--- start of Data to process ---
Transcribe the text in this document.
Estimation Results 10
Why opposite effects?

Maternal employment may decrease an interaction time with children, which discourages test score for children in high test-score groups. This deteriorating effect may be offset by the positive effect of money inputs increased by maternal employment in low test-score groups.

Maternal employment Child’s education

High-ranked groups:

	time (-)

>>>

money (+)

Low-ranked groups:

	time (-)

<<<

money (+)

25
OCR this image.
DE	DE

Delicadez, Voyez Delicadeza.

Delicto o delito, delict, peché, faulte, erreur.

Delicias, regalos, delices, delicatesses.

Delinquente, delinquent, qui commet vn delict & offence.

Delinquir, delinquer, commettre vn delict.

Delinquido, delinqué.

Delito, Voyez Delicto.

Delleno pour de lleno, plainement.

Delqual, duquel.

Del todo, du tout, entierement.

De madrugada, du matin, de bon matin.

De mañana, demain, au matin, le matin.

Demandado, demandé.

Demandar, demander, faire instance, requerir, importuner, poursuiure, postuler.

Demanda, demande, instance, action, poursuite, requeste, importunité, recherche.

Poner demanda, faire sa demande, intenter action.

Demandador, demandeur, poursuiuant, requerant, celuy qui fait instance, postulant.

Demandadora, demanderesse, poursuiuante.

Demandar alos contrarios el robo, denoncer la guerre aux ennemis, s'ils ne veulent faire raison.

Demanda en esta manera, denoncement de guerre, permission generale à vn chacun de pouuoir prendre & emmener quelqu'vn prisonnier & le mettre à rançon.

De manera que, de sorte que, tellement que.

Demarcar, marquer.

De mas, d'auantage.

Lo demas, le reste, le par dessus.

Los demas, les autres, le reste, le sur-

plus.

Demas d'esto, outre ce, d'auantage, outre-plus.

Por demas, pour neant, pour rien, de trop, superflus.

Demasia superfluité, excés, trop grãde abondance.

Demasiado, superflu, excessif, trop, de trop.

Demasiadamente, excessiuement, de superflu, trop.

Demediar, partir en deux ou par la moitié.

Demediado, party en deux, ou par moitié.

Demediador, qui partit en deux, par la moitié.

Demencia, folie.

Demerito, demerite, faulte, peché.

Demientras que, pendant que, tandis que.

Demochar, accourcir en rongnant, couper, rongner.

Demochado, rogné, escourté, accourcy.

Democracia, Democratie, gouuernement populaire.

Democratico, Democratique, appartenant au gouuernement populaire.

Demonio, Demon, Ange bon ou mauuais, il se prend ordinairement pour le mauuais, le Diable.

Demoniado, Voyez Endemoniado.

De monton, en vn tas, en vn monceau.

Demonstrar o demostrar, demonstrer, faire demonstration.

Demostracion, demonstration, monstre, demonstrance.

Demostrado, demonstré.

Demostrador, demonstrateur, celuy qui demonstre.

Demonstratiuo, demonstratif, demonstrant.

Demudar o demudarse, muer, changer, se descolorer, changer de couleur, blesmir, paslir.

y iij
--- end of Data to process ---
Prompt
Find and count the lines of the data that include the string "celuy", and report that figure by itself.

Task solution
2